**Exercise material:**
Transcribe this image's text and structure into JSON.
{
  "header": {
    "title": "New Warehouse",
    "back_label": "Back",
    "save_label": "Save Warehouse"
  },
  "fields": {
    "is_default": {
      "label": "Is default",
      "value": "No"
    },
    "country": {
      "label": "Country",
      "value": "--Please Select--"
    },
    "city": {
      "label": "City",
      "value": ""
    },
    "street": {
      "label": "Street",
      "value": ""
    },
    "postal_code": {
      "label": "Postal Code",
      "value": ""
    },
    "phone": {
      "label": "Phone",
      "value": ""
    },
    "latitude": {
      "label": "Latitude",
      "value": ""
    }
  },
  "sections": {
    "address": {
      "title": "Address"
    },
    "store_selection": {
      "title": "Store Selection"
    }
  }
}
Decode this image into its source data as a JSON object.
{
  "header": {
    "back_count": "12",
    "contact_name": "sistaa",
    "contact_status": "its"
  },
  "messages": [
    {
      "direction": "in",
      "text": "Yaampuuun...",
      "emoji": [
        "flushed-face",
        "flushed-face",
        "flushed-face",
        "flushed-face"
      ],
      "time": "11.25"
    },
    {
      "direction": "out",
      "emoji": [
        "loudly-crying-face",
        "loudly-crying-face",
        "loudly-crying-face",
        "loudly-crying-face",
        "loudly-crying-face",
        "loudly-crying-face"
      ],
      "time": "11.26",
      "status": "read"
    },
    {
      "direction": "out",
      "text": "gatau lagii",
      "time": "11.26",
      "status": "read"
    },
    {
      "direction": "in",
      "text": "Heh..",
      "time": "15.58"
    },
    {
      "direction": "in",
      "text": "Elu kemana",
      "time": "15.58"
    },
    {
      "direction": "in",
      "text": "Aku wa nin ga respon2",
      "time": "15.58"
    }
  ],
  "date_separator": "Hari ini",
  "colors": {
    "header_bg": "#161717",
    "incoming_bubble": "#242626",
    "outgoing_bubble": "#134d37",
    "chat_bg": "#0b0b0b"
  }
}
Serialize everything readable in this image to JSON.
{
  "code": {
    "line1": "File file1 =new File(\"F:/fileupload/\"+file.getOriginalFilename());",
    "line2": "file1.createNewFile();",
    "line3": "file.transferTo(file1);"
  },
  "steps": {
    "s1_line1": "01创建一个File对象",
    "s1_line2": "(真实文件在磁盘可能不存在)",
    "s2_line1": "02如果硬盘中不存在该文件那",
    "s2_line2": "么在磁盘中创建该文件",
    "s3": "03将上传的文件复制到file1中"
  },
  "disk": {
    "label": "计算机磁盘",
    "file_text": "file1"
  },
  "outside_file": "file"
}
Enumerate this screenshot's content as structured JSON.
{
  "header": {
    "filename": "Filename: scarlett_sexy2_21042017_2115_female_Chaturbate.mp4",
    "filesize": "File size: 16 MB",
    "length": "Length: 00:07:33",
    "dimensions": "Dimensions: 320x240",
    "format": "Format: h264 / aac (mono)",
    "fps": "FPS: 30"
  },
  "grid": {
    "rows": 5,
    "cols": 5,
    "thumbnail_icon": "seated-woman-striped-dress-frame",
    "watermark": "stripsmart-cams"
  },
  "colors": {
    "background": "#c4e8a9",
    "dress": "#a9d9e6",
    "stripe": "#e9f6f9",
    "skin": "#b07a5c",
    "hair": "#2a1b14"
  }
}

**The task:** Print all of the entries exactly as they are written.

**Solution for this task:**
Transcribe this image's text and structure into JSON.
{
  "header": {
    "title": "New Warehouse",
    "back_label": "Back",
    "save_label": "Save Warehouse"
  },
  "fields": {
    "is_default": {
      "label": "Is default",
      "value": "No"
    },
    "country": {
      "label": "Country",
      "value": "--Please Select--"
    },
    "city": {
      "label": "City",
      "value": ""
    },
    "street": {
      "label": "Street",
      "value": ""
    },
    "postal_code": {
      "label": "Postal Code",
      "value": ""
    },
    "phone": {
      "label": "Phone",
      "value": ""
    },
    "latitude": {
      "label": "Latitude",
      "value": ""
    }
  },
  "sections": {
    "address": {
      "title": "Address"
    },
    "store_selection": {
      "title": "Store Selection"
    }
  }
}
Decode this image into its source data as a JSON object.
{
  "header": {
    "back_count": "12",
    "contact_name": "sistaa",
    "contact_status": "its"
  },
  "messages": [
    {
      "direction": "in",
      "text": "Yaampuuun...",
      "emoji": [
        "flushed-face",
        "flushed-face",
        "flushed-face",
        "flushed-face"
      ],
      "time": "11.25"
    },
    {
      "direction": "out",
      "emoji": [
        "loudly-crying-face",
        "loudly-crying-face",
        "loudly-crying-face",
        "loudly-crying-face",
        "loudly-crying-face",
        "loudly-crying-face"
      ],
      "time": "11.26",
      "status": "read"
    },
    {
      "direction": "out",
      "text": "gatau lagii",
      "time": "11.26",
      "status": "read"
    },
    {
      "direction": "in",
      "text": "Heh..",
      "time": "15.58"
    },
    {
      "direction": "in",
      "text": "Elu kemana",
      "time": "15.58"
    },
    {
      "direction": "in",
      "text": "Aku wa nin ga respon2",
      "time": "15.58"
    }
  ],
  "date_separator": "Hari ini",
  "colors": {
    "header_bg": "#161717",
    "incoming_bubble": "#242626",
    "outgoing_bubble": "#134d37",
    "chat_bg": "#0b0b0b"
  }
}
Serialize everything readable in this image to JSON.
{
  "code": {
    "line1": "File file1 =new File(\"F:/fileupload/\"+file.getOriginalFilename());",
    "line2": "file1.createNewFile();",
    "line3": "file.transferTo(file1);"
  },
  "steps": {
    "s1_line1": "01创建一个File对象",
    "s1_line2": "(真实文件在磁盘可能不存在)",
    "s2_line1": "02如果硬盘中不存在该文件那",
    "s2_line2": "么在磁盘中创建该文件",
    "s3": "03将上传的文件复制到file1中"
  },
  "disk": {
    "label": "计算机磁盘",
    "file_text": "file1"
  },
  "outside_file": "file"
}
Enumerate this screenshot's content as structured JSON.
{
  "header": {
    "filename": "Filename: scarlett_sexy2_21042017_2115_female_Chaturbate.mp4",
    "filesize": "File size: 16 MB",
    "length": "Length: 00:07:33",
    "dimensions": "Dimensions: 320x240",
    "format": "Format: h264 / aac (mono)",
    "fps": "FPS: 30"
  },
  "grid": {
    "rows": 5,
    "cols": 5,
    "thumbnail_icon": "seated-woman-striped-dress-frame",
    "watermark": "stripsmart-cams"
  },
  "colors": {
    "background": "#c4e8a9",
    "dress": "#a9d9e6",
    "stripe": "#e9f6f9",
    "skin": "#b07a5c",
    "hair": "#2a1b14"
  }
}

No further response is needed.